- _Source data_
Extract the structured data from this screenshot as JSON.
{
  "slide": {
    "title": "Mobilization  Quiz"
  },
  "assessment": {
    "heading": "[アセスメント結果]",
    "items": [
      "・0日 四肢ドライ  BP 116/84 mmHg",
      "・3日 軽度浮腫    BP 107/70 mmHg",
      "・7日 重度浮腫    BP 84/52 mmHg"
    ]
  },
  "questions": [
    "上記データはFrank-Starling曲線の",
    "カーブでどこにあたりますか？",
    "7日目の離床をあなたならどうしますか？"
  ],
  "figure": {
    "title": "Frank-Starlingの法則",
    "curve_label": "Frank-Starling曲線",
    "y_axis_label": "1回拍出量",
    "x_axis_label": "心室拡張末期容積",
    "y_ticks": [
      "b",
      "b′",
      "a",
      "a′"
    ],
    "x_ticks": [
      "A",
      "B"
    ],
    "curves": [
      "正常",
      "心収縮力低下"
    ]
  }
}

- _Given task_
Please repeat the listing above in full and exactly.

- _Correct result_
Extract the structured data from this screenshot as JSON.
{
  "slide": {
    "title": "Mobilization  Quiz"
  },
  "assessment": {
    "heading": "[アセスメント結果]",
    "items": [
      "・0日 四肢ドライ  BP 116/84 mmHg",
      "・3日 軽度浮腫    BP 107/70 mmHg",
      "・7日 重度浮腫    BP 84/52 mmHg"
    ]
  },
  "questions": [
    "上記データはFrank-Starling曲線の",
    "カーブでどこにあたりますか？",
    "7日目の離床をあなたならどうしますか？"
  ],
  "figure": {
    "title": "Frank-Starlingの法則",
    "curve_label": "Frank-Starling曲線",
    "y_axis_label": "1回拍出量",
    "x_axis_label": "心室拡張末期容積",
    "y_ticks": [
      "b",
      "b′",
      "a",
      "a′"
    ],
    "x_ticks": [
      "A",
      "B"
    ],
    "curves": [
      "正常",
      "心収縮力低下"
    ]
  }
}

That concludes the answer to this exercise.